= Beginning of Section =

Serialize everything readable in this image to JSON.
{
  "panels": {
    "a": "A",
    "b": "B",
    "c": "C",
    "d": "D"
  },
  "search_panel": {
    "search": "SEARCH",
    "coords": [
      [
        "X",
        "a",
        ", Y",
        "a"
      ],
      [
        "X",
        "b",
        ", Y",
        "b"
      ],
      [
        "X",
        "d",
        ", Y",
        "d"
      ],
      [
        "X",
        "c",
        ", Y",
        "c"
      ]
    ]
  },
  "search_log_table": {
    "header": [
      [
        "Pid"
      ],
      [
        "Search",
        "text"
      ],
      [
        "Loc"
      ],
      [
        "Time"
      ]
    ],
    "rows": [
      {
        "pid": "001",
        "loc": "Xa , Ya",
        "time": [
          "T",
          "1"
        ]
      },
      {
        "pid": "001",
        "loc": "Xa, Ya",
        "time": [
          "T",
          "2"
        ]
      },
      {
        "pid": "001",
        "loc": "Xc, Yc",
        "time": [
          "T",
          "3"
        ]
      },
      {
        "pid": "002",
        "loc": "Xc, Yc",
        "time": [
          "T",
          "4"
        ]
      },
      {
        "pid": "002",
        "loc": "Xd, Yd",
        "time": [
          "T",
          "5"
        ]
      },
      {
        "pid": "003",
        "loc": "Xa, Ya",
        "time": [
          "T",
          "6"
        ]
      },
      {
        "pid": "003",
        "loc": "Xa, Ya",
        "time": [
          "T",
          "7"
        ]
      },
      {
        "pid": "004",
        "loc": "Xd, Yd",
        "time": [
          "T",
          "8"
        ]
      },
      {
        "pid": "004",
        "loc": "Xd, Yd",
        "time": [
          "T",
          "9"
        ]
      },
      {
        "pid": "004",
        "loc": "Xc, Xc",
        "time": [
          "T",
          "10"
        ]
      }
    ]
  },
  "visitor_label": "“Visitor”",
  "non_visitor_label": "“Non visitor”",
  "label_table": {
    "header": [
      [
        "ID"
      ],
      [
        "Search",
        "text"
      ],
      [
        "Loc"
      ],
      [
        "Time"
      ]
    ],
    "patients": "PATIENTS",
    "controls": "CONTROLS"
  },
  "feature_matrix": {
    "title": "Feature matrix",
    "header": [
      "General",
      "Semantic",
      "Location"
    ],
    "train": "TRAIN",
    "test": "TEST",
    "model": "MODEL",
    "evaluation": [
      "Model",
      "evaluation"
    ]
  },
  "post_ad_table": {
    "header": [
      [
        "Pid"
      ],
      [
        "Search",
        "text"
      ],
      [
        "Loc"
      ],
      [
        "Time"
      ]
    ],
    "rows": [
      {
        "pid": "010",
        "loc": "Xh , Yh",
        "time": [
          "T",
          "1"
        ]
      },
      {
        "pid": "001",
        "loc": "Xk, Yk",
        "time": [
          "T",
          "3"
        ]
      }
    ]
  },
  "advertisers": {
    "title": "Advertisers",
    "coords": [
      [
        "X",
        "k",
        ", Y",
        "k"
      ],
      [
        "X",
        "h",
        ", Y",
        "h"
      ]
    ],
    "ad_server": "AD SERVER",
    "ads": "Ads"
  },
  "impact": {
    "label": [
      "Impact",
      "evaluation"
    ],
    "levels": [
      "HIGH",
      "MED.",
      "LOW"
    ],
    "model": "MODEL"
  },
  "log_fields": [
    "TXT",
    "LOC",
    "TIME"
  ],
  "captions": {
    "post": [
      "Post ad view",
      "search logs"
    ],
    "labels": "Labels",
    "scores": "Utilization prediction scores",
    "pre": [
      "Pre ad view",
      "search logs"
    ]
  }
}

= End of Section =
= Beginning of Section =

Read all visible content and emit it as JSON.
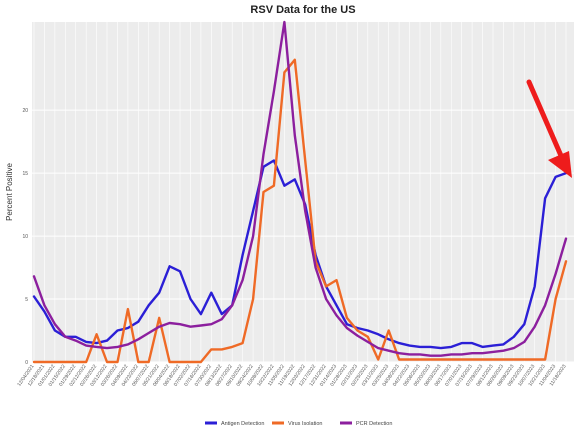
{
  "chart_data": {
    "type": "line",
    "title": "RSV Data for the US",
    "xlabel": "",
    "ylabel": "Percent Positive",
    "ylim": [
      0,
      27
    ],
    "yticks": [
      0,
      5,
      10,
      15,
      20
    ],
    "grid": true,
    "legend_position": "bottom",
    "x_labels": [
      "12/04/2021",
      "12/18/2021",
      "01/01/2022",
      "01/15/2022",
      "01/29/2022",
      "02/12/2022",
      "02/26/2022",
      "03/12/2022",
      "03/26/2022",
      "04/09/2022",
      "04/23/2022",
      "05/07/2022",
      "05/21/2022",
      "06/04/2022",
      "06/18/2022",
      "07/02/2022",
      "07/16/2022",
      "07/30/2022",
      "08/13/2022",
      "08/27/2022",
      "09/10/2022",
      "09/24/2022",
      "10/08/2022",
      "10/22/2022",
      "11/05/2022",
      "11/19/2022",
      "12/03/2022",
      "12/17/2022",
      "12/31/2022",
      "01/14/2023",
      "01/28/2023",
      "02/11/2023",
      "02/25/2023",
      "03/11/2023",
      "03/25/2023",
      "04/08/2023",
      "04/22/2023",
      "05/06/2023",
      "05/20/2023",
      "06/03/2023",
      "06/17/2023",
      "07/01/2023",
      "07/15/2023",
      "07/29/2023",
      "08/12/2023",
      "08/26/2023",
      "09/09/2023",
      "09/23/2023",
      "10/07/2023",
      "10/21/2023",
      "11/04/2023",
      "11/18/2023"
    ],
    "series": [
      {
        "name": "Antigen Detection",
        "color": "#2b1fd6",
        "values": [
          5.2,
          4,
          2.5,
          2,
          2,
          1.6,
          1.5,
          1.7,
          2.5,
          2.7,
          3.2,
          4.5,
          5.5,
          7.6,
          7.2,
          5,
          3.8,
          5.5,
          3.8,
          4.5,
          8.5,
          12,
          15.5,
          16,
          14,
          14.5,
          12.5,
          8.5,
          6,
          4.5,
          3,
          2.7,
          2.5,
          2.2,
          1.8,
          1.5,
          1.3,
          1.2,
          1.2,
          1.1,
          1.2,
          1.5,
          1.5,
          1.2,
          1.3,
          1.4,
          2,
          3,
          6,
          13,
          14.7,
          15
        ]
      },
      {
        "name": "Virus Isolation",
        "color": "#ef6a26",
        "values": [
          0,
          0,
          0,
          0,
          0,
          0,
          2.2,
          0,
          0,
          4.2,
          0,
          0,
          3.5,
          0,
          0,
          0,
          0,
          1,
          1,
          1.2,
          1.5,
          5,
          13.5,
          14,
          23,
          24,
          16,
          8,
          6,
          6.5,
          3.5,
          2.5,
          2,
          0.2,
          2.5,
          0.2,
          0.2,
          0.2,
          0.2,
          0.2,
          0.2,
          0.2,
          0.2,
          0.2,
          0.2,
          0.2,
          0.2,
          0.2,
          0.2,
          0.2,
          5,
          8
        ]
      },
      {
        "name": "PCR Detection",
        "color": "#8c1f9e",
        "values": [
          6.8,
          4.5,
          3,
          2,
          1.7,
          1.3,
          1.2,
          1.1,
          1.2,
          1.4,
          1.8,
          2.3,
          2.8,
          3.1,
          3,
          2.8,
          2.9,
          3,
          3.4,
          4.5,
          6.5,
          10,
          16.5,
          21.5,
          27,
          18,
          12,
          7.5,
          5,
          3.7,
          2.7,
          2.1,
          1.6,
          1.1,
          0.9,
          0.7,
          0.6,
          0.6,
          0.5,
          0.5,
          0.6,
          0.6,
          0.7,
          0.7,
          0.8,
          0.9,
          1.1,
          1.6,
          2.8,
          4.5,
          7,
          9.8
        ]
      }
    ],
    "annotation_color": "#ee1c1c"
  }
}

= End of Section =

Please count how many lines of the listing include the word "title", giving the number by itself.

3